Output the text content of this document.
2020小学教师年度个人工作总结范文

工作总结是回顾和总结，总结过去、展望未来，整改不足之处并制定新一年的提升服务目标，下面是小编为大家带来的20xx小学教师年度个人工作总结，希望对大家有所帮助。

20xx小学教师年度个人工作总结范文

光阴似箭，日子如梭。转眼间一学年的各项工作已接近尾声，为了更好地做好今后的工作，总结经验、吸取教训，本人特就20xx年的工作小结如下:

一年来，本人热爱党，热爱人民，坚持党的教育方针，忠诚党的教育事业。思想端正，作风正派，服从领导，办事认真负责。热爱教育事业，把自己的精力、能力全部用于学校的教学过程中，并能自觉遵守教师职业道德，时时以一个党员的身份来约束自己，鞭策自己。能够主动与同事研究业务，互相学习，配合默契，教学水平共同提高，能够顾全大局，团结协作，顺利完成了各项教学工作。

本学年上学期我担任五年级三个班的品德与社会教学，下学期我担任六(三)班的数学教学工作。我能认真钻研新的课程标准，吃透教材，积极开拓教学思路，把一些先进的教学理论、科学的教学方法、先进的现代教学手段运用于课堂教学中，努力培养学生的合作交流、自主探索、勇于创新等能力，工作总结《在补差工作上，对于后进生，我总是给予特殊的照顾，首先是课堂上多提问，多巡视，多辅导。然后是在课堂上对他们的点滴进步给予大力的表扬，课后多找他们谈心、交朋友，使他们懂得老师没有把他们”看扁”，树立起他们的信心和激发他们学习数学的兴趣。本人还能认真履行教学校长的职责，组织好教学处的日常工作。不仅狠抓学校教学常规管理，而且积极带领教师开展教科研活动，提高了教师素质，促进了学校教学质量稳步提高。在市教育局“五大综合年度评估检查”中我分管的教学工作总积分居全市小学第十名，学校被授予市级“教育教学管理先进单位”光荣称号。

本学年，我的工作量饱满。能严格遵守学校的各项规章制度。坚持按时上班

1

» DIRECTIVE
Reproduce each entry word for word.

» OUTPUT OF THE EXERCISE
Output the text content of this document.
2020小学教师年度个人工作总结范文

工作总结是回顾和总结，总结过去、展望未来，整改不足之处并制定新一年的提升服务目标，下面是小编为大家带来的20xx小学教师年度个人工作总结，希望对大家有所帮助。

20xx小学教师年度个人工作总结范文

光阴似箭，日子如梭。转眼间一学年的各项工作已接近尾声，为了更好地做好今后的工作，总结经验、吸取教训，本人特就20xx年的工作小结如下:

一年来，本人热爱党，热爱人民，坚持党的教育方针，忠诚党的教育事业。思想端正，作风正派，服从领导，办事认真负责。热爱教育事业，把自己的精力、能力全部用于学校的教学过程中，并能自觉遵守教师职业道德，时时以一个党员的身份来约束自己，鞭策自己。能够主动与同事研究业务，互相学习，配合默契，教学水平共同提高，能够顾全大局，团结协作，顺利完成了各项教学工作。

本学年上学期我担任五年级三个班的品德与社会教学，下学期我担任六(三)班的数学教学工作。我能认真钻研新的课程标准，吃透教材，积极开拓教学思路，把一些先进的教学理论、科学的教学方法、先进的现代教学手段运用于课堂教学中，努力培养学生的合作交流、自主探索、勇于创新等能力，工作总结《在补差工作上，对于后进生，我总是给予特殊的照顾，首先是课堂上多提问，多巡视，多辅导。然后是在课堂上对他们的点滴进步给予大力的表扬，课后多找他们谈心、交朋友，使他们懂得老师没有把他们”看扁”，树立起他们的信心和激发他们学习数学的兴趣。本人还能认真履行教学校长的职责，组织好教学处的日常工作。不仅狠抓学校教学常规管理，而且积极带领教师开展教科研活动，提高了教师素质，促进了学校教学质量稳步提高。在市教育局“五大综合年度评估检查”中我分管的教学工作总积分居全市小学第十名，学校被授予市级“教育教学管理先进单位”光荣称号。

本学年，我的工作量饱满。能严格遵守学校的各项规章制度。坚持按时上班

1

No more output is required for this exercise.